§ DIRECTIVE
Extract, verbatim, all lines starting at the one containing "Output a JSON" and ending with the final line of the listing, and no others.

§ DATA ENTRIES
* * *

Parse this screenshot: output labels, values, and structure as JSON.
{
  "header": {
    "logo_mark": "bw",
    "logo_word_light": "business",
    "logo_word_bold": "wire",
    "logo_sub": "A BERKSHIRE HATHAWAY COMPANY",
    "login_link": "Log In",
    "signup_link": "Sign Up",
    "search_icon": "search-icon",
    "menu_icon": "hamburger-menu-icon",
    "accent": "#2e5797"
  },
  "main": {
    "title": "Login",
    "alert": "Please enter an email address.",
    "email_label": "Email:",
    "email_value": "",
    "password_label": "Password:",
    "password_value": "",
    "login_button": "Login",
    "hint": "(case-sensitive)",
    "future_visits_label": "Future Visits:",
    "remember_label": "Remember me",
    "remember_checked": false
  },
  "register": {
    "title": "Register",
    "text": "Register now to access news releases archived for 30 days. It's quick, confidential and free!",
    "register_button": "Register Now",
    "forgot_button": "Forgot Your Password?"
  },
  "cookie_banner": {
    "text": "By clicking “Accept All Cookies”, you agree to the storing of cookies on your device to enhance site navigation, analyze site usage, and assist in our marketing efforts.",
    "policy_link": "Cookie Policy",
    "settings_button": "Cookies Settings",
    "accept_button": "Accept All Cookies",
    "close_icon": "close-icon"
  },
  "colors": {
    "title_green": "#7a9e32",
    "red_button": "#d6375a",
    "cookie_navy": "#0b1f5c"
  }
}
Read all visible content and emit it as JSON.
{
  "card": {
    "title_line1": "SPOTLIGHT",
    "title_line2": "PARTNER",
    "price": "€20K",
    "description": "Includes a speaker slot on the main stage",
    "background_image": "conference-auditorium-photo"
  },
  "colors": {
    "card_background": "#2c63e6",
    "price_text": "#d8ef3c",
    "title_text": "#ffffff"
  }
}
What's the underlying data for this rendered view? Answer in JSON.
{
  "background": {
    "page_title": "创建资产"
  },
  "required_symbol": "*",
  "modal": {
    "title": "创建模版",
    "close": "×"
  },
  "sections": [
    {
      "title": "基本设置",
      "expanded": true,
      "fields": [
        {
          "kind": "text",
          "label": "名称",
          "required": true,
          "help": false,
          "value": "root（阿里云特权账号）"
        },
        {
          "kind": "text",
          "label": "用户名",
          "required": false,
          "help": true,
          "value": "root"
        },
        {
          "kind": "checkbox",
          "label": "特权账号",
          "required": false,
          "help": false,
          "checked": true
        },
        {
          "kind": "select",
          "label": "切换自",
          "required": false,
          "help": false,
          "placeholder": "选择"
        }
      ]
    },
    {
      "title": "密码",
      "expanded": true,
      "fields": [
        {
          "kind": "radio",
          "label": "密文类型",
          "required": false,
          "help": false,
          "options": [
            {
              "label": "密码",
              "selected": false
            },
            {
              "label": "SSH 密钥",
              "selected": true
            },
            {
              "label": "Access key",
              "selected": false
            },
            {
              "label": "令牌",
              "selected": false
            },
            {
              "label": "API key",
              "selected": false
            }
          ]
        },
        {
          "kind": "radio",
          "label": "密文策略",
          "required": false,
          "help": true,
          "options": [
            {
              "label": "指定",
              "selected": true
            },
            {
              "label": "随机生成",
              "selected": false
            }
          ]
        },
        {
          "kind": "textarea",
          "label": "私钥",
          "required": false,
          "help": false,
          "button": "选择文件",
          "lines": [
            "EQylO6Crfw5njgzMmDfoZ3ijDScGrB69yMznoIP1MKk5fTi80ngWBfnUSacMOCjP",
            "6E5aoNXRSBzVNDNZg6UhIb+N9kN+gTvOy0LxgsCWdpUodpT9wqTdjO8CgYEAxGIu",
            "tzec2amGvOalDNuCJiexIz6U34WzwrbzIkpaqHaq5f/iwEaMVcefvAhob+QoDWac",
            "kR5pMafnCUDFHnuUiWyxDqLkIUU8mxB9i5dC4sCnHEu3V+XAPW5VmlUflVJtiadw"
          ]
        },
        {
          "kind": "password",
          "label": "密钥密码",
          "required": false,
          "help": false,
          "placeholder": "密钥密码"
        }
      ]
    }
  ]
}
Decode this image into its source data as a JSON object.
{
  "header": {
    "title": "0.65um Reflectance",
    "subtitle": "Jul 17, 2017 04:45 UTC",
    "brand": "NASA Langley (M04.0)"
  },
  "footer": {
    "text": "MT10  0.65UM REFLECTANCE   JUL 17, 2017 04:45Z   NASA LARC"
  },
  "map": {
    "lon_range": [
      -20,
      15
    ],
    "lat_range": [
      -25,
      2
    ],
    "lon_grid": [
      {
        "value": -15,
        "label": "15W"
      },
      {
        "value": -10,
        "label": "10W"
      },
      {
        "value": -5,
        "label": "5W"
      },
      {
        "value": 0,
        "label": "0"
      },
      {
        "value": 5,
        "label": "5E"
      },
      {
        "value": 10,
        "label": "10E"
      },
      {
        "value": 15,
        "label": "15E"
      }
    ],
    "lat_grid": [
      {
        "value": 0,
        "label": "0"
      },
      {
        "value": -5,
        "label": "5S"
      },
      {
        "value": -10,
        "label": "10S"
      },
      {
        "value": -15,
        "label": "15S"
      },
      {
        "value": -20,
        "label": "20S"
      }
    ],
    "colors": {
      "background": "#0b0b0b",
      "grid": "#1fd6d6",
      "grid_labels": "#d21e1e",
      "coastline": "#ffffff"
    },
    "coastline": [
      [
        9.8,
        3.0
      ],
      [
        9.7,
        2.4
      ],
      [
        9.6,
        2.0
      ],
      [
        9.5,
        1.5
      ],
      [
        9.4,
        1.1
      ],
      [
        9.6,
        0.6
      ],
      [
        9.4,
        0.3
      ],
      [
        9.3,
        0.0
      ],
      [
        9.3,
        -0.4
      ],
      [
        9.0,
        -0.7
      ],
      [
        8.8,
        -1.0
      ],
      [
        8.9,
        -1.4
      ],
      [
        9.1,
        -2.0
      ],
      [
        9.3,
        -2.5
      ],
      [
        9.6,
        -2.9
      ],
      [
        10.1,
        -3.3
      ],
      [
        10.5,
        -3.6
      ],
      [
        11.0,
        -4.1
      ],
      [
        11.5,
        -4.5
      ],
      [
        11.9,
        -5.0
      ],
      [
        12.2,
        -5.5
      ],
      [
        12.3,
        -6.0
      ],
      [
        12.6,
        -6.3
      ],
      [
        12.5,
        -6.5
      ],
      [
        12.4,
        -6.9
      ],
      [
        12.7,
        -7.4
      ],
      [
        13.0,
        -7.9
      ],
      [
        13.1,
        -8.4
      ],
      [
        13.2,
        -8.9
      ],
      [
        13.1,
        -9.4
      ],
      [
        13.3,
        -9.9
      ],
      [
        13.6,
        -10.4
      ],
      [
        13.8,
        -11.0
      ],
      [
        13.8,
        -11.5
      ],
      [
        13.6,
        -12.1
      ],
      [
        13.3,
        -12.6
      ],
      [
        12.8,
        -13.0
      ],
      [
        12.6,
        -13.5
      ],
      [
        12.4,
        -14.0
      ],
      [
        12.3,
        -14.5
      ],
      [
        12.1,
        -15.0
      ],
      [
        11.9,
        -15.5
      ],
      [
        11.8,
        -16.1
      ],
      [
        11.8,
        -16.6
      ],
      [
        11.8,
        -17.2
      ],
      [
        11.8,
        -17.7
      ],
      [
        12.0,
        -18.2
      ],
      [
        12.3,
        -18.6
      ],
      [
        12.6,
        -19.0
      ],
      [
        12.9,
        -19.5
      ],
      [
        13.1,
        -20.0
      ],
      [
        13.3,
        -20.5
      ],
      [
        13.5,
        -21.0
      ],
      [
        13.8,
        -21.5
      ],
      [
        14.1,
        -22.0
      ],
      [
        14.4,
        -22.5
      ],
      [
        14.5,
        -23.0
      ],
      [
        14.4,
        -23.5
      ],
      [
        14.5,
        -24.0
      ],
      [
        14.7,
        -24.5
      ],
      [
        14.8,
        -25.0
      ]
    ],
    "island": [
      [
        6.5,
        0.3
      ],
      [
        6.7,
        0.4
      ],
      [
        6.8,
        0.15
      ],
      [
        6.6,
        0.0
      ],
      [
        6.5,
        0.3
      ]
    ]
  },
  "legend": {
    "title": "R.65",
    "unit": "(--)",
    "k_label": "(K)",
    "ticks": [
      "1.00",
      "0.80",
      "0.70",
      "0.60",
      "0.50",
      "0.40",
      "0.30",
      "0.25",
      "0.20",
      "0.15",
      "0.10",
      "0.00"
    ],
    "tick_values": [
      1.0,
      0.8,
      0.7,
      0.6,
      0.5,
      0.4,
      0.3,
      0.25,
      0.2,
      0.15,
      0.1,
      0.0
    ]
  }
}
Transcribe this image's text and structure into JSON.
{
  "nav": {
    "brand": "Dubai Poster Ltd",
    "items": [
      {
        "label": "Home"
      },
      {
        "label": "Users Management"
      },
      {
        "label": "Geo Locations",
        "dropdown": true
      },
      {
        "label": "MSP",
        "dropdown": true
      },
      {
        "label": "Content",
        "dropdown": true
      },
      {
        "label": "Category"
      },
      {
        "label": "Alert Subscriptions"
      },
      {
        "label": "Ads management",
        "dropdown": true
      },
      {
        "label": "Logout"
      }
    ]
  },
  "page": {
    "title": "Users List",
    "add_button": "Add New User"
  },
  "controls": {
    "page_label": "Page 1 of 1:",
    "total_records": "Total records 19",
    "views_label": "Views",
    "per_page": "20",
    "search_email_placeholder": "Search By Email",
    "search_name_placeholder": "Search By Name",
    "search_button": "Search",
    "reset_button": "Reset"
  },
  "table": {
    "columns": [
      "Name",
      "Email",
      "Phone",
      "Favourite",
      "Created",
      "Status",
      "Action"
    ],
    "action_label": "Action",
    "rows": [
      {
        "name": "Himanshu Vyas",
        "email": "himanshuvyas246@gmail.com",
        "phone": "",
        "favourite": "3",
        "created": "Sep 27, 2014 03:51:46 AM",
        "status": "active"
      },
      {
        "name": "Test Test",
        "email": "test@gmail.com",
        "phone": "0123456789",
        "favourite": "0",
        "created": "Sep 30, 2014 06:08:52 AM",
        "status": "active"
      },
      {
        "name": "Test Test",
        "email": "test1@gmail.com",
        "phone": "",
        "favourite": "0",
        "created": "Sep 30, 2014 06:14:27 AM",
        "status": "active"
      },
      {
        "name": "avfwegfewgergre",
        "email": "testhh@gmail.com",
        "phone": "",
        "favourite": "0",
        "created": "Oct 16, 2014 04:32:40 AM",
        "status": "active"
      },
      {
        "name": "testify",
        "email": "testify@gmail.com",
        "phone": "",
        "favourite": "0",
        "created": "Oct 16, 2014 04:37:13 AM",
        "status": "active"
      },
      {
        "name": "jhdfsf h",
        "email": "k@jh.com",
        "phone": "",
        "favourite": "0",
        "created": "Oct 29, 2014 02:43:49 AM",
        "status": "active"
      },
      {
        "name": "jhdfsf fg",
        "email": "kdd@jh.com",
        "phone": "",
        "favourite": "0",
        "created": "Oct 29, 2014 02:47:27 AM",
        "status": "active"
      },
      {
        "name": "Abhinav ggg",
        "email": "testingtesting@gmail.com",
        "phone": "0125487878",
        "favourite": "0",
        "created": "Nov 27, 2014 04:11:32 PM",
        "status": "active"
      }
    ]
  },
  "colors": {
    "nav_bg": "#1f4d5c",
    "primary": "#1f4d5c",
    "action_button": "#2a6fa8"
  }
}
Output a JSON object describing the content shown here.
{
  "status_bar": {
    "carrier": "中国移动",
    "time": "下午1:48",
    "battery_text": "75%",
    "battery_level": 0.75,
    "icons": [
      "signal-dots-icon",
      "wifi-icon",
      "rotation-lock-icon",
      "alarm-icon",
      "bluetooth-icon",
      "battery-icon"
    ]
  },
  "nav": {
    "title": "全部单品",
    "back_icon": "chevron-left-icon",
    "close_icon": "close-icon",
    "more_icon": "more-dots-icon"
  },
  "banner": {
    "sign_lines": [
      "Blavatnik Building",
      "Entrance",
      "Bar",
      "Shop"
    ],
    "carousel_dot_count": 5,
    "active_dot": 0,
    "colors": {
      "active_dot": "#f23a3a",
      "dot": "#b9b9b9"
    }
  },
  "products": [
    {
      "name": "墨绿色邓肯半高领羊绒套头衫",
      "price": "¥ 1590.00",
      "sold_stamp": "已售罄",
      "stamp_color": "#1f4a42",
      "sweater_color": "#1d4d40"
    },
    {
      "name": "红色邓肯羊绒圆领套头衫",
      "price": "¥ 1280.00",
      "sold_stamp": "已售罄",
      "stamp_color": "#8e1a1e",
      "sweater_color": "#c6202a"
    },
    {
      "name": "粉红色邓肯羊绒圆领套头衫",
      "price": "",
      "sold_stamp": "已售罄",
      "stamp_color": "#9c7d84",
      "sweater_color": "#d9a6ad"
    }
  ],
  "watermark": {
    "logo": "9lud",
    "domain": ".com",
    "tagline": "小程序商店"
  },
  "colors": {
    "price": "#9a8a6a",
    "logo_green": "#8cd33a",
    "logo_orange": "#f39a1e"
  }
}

* * *

§ FULL RESPONSE
Output a JSON object describing the content shown here.
{
  "status_bar": {
    "carrier": "中国移动",
    "time": "下午1:48",
    "battery_text": "75%",
    "battery_level": 0.75,
    "icons": [
      "signal-dots-icon",
      "wifi-icon",
      "rotation-lock-icon",
      "alarm-icon",
      "bluetooth-icon",
      "battery-icon"
    ]
  },
  "nav": {
    "title": "全部单品",
    "back_icon": "chevron-left-icon",
    "close_icon": "close-icon",
    "more_icon": "more-dots-icon"
  },
  "banner": {
    "sign_lines": [
      "Blavatnik Building",
      "Entrance",
      "Bar",
      "Shop"
    ],
    "carousel_dot_count": 5,
    "active_dot": 0,
    "colors": {
      "active_dot": "#f23a3a",
      "dot": "#b9b9b9"
    }
  },
  "products": [
    {
      "name": "墨绿色邓肯半高领羊绒套头衫",
      "price": "¥ 1590.00",
      "sold_stamp": "已售罄",
      "stamp_color": "#1f4a42",
      "sweater_color": "#1d4d40"
    },
    {
      "name": "红色邓肯羊绒圆领套头衫",
      "price": "¥ 1280.00",
      "sold_stamp": "已售罄",
      "stamp_color": "#8e1a1e",
      "sweater_color": "#c6202a"
    },
    {
      "name": "粉红色邓肯羊绒圆领套头衫",
      "price": "",
      "sold_stamp": "已售罄",
      "stamp_color": "#9c7d84",
      "sweater_color": "#d9a6ad"
    }
  ],
  "watermark": {
    "logo": "9lud",
    "domain": ".com",
    "tagline": "小程序商店"
  },
  "colors": {
    "price": "#9a8a6a",
    "logo_green": "#8cd33a",
    "logo_orange": "#f39a1e"
  }
}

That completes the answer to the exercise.